**Short problem**
Leave out the pictures and repeat every record exactly.

* Start Task data *

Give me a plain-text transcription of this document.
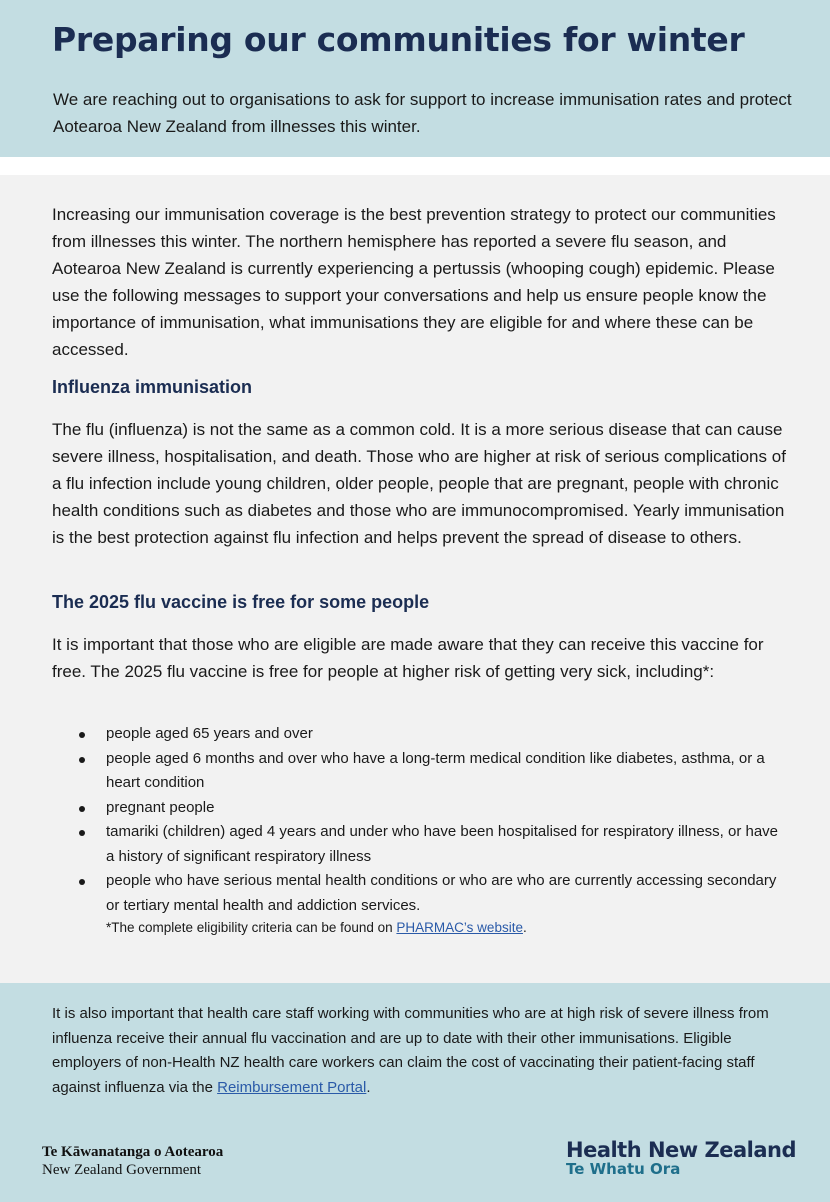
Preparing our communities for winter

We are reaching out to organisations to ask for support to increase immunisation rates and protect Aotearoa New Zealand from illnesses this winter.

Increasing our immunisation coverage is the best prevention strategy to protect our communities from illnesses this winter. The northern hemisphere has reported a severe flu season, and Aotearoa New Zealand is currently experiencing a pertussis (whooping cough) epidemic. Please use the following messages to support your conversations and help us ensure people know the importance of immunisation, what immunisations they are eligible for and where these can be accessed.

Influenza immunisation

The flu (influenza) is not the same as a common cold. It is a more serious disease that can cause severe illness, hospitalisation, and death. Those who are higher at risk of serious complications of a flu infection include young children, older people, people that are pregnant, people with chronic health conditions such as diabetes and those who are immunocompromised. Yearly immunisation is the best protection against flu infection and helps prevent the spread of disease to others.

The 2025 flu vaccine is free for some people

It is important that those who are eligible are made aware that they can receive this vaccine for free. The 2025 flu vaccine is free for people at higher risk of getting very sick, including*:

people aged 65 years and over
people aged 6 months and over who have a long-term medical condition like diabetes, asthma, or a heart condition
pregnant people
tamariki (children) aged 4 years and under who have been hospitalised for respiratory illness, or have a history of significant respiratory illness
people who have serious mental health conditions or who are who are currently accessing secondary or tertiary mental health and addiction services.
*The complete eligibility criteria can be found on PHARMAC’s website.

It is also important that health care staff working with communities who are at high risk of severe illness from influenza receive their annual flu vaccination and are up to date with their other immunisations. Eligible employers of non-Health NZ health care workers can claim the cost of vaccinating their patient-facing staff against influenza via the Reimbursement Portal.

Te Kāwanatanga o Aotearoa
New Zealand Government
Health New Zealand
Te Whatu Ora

* End Task data *

**Correct answer**
Give me a plain-text transcription of this document.
Preparing our communities for winter

We are reaching out to organisations to ask for support to increase immunisation rates and protect Aotearoa New Zealand from illnesses this winter.

Increasing our immunisation coverage is the best prevention strategy to protect our communities from illnesses this winter. The northern hemisphere has reported a severe flu season, and Aotearoa New Zealand is currently experiencing a pertussis (whooping cough) epidemic. Please use the following messages to support your conversations and help us ensure people know the importance of immunisation, what immunisations they are eligible for and where these can be accessed.

Influenza immunisation

The flu (influenza) is not the same as a common cold. It is a more serious disease that can cause severe illness, hospitalisation, and death. Those who are higher at risk of serious complications of a flu infection include young children, older people, people that are pregnant, people with chronic health conditions such as diabetes and those who are immunocompromised. Yearly immunisation is the best protection against flu infection and helps prevent the spread of disease to others.

The 2025 flu vaccine is free for some people

It is important that those who are eligible are made aware that they can receive this vaccine for free. The 2025 flu vaccine is free for people at higher risk of getting very sick, including*:

people aged 65 years and over
people aged 6 months and over who have a long-term medical condition like diabetes, asthma, or a heart condition
pregnant people
tamariki (children) aged 4 years and under who have been hospitalised for respiratory illness, or have a history of significant respiratory illness
people who have serious mental health conditions or who are who are currently accessing secondary or tertiary mental health and addiction services.
*The complete eligibility criteria can be found on PHARMAC’s website.

It is also important that health care staff working with communities who are at high risk of severe illness from influenza receive their annual flu vaccination and are up to date with their other immunisations. Eligible employers of non-Health NZ health care workers can claim the cost of vaccinating their patient-facing staff against influenza via the Reimbursement Portal.

Te Kāwanatanga o Aotearoa
New Zealand Government
Health New Zealand
Te Whatu Ora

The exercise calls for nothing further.